__Records to process__:
========================================================================
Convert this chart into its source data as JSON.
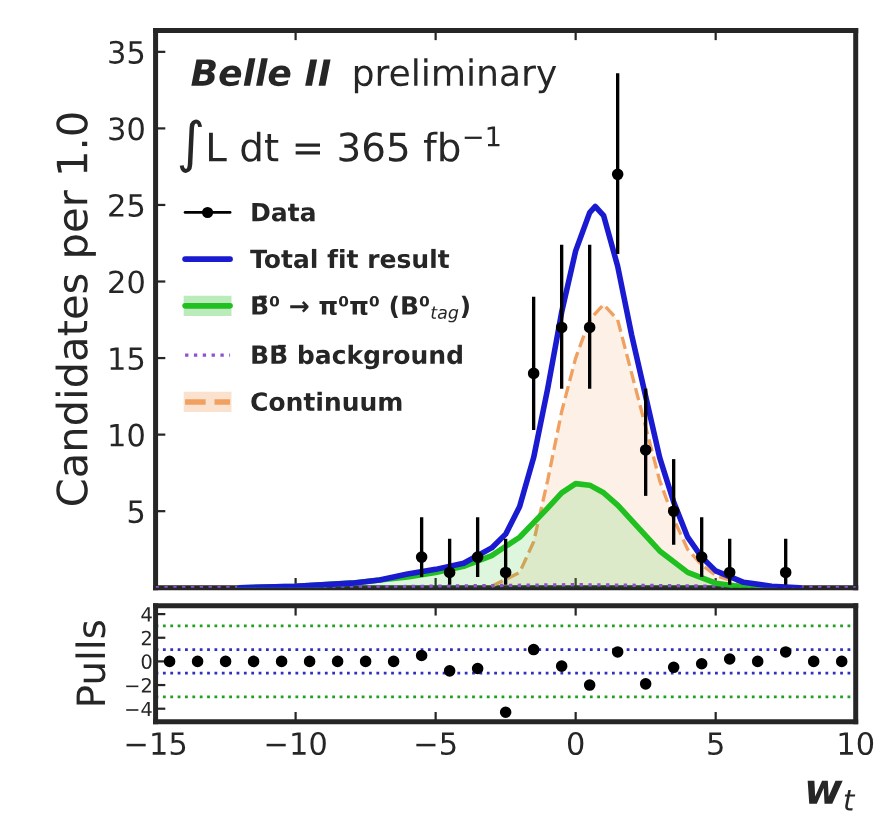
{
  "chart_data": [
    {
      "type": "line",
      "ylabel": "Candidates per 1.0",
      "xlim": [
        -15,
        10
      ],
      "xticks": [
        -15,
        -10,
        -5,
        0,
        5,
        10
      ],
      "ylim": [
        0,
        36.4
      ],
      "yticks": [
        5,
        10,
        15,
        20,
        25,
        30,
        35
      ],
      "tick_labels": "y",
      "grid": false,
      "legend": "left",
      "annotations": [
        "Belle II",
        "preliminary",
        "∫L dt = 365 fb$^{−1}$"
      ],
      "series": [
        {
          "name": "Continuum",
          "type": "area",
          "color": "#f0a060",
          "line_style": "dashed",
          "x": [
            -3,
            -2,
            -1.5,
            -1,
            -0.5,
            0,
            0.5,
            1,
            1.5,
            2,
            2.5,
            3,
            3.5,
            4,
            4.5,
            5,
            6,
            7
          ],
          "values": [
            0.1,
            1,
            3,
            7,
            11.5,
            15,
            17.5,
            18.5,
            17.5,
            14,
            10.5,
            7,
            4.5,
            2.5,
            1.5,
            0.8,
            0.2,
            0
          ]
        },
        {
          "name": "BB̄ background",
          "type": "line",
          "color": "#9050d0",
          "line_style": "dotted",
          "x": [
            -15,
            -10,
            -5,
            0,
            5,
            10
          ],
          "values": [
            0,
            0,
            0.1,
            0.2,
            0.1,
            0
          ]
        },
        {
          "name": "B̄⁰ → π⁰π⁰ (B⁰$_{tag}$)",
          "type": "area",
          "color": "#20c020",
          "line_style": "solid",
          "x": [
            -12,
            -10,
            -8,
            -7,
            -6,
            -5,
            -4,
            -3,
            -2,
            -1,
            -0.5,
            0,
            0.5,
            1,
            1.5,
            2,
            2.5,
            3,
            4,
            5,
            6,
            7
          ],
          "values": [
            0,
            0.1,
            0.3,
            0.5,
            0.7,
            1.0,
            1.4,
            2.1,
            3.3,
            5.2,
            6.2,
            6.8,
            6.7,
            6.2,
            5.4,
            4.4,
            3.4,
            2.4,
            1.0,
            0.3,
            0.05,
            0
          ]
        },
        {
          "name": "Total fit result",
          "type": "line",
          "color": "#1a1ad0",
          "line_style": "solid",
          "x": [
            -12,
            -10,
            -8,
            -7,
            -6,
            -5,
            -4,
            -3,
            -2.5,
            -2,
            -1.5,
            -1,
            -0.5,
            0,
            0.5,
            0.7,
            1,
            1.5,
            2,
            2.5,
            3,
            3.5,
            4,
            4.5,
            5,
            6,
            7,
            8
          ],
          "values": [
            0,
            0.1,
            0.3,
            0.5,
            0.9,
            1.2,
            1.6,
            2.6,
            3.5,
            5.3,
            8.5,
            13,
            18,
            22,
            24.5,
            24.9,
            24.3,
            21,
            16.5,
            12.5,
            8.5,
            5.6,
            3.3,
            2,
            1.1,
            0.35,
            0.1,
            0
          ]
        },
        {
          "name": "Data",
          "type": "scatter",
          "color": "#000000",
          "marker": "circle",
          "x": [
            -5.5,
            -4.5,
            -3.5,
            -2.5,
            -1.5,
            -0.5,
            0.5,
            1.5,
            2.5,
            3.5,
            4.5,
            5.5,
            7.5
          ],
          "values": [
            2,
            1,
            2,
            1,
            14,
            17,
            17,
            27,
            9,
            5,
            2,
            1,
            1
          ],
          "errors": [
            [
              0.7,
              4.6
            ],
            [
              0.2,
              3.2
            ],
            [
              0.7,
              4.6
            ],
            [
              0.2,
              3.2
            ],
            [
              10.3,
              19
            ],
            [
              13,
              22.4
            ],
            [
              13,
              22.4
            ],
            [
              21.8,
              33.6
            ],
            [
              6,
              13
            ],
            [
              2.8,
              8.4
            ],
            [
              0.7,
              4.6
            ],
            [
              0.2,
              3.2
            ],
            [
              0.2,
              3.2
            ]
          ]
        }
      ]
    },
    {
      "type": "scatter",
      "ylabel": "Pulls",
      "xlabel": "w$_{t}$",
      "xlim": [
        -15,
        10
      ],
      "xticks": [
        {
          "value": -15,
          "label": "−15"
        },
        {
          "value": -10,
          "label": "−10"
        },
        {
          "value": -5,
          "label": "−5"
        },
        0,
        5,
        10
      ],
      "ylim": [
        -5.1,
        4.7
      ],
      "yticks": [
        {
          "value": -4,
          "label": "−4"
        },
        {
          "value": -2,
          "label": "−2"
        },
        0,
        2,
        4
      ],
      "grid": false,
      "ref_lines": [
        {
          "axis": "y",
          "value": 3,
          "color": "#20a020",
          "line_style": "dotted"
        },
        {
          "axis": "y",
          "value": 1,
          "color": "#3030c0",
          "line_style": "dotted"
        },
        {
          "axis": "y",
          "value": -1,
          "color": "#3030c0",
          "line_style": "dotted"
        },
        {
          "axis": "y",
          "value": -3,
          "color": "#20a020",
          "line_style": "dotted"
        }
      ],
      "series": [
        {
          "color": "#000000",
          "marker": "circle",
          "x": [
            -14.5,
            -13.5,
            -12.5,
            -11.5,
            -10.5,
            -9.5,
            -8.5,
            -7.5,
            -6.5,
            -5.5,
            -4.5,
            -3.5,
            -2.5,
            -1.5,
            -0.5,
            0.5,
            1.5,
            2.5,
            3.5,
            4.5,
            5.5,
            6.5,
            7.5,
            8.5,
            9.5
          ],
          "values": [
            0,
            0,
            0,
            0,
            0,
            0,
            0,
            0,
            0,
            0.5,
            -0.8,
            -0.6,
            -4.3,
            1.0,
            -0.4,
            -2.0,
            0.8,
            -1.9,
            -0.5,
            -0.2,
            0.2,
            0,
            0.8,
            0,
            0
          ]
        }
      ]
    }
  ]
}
========================================================================
Output each line exactly; omit every picture.

__Problem solution__:
Convert this chart into its source data as JSON.
{
  "chart_data": [
    {
      "type": "line",
      "ylabel": "Candidates per 1.0",
      "xlim": [
        -15,
        10
      ],
      "xticks": [
        -15,
        -10,
        -5,
        0,
        5,
        10
      ],
      "ylim": [
        0,
        36.4
      ],
      "yticks": [
        5,
        10,
        15,
        20,
        25,
        30,
        35
      ],
      "tick_labels": "y",
      "grid": false,
      "legend": "left",
      "annotations": [
        "Belle II",
        "preliminary",
        "∫L dt = 365 fb$^{−1}$"
      ],
      "series": [
        {
          "name": "Continuum",
          "type": "area",
          "color": "#f0a060",
          "line_style": "dashed",
          "x": [
            -3,
            -2,
            -1.5,
            -1,
            -0.5,
            0,
            0.5,
            1,
            1.5,
            2,
            2.5,
            3,
            3.5,
            4,
            4.5,
            5,
            6,
            7
          ],
          "values": [
            0.1,
            1,
            3,
            7,
            11.5,
            15,
            17.5,
            18.5,
            17.5,
            14,
            10.5,
            7,
            4.5,
            2.5,
            1.5,
            0.8,
            0.2,
            0
          ]
        },
        {
          "name": "BB̄ background",
          "type": "line",
          "color": "#9050d0",
          "line_style": "dotted",
          "x": [
            -15,
            -10,
            -5,
            0,
            5,
            10
          ],
          "values": [
            0,
            0,
            0.1,
            0.2,
            0.1,
            0
          ]
        },
        {
          "name": "B̄⁰ → π⁰π⁰ (B⁰$_{tag}$)",
          "type": "area",
          "color": "#20c020",
          "line_style": "solid",
          "x": [
            -12,
            -10,
            -8,
            -7,
            -6,
            -5,
            -4,
            -3,
            -2,
            -1,
            -0.5,
            0,
            0.5,
            1,
            1.5,
            2,
            2.5,
            3,
            4,
            5,
            6,
            7
          ],
          "values": [
            0,
            0.1,
            0.3,
            0.5,
            0.7,
            1.0,
            1.4,
            2.1,
            3.3,
            5.2,
            6.2,
            6.8,
            6.7,
            6.2,
            5.4,
            4.4,
            3.4,
            2.4,
            1.0,
            0.3,
            0.05,
            0
          ]
        },
        {
          "name": "Total fit result",
          "type": "line",
          "color": "#1a1ad0",
          "line_style": "solid",
          "x": [
            -12,
            -10,
            -8,
            -7,
            -6,
            -5,
            -4,
            -3,
            -2.5,
            -2,
            -1.5,
            -1,
            -0.5,
            0,
            0.5,
            0.7,
            1,
            1.5,
            2,
            2.5,
            3,
            3.5,
            4,
            4.5,
            5,
            6,
            7,
            8
          ],
          "values": [
            0,
            0.1,
            0.3,
            0.5,
            0.9,
            1.2,
            1.6,
            2.6,
            3.5,
            5.3,
            8.5,
            13,
            18,
            22,
            24.5,
            24.9,
            24.3,
            21,
            16.5,
            12.5,
            8.5,
            5.6,
            3.3,
            2,
            1.1,
            0.35,
            0.1,
            0
          ]
        },
        {
          "name": "Data",
          "type": "scatter",
          "color": "#000000",
          "marker": "circle",
          "x": [
            -5.5,
            -4.5,
            -3.5,
            -2.5,
            -1.5,
            -0.5,
            0.5,
            1.5,
            2.5,
            3.5,
            4.5,
            5.5,
            7.5
          ],
          "values": [
            2,
            1,
            2,
            1,
            14,
            17,
            17,
            27,
            9,
            5,
            2,
            1,
            1
          ],
          "errors": [
            [
              0.7,
              4.6
            ],
            [
              0.2,
              3.2
            ],
            [
              0.7,
              4.6
            ],
            [
              0.2,
              3.2
            ],
            [
              10.3,
              19
            ],
            [
              13,
              22.4
            ],
            [
              13,
              22.4
            ],
            [
              21.8,
              33.6
            ],
            [
              6,
              13
            ],
            [
              2.8,
              8.4
            ],
            [
              0.7,
              4.6
            ],
            [
              0.2,
              3.2
            ],
            [
              0.2,
              3.2
            ]
          ]
        }
      ]
    },
    {
      "type": "scatter",
      "ylabel": "Pulls",
      "xlabel": "w$_{t}$",
      "xlim": [
        -15,
        10
      ],
      "xticks": [
        {
          "value": -15,
          "label": "−15"
        },
        {
          "value": -10,
          "label": "−10"
        },
        {
          "value": -5,
          "label": "−5"
        },
        0,
        5,
        10
      ],
      "ylim": [
        -5.1,
        4.7
      ],
      "yticks": [
        {
          "value": -4,
          "label": "−4"
        },
        {
          "value": -2,
          "label": "−2"
        },
        0,
        2,
        4
      ],
      "grid": false,
      "ref_lines": [
        {
          "axis": "y",
          "value": 3,
          "color": "#20a020",
          "line_style": "dotted"
        },
        {
          "axis": "y",
          "value": 1,
          "color": "#3030c0",
          "line_style": "dotted"
        },
        {
          "axis": "y",
          "value": -1,
          "color": "#3030c0",
          "line_style": "dotted"
        },
        {
          "axis": "y",
          "value": -3,
          "color": "#20a020",
          "line_style": "dotted"
        }
      ],
      "series": [
        {
          "color": "#000000",
          "marker": "circle",
          "x": [
            -14.5,
            -13.5,
            -12.5,
            -11.5,
            -10.5,
            -9.5,
            -8.5,
            -7.5,
            -6.5,
            -5.5,
            -4.5,
            -3.5,
            -2.5,
            -1.5,
            -0.5,
            0.5,
            1.5,
            2.5,
            3.5,
            4.5,
            5.5,
            6.5,
            7.5,
            8.5,
            9.5
          ],
          "values": [
            0,
            0,
            0,
            0,
            0,
            0,
            0,
            0,
            0,
            0.5,
            -0.8,
            -0.6,
            -4.3,
            1.0,
            -0.4,
            -2.0,
            0.8,
            -1.9,
            -0.5,
            -0.2,
            0.2,
            0,
            0.8,
            0,
            0
          ]
        }
      ]
    }
  ]
}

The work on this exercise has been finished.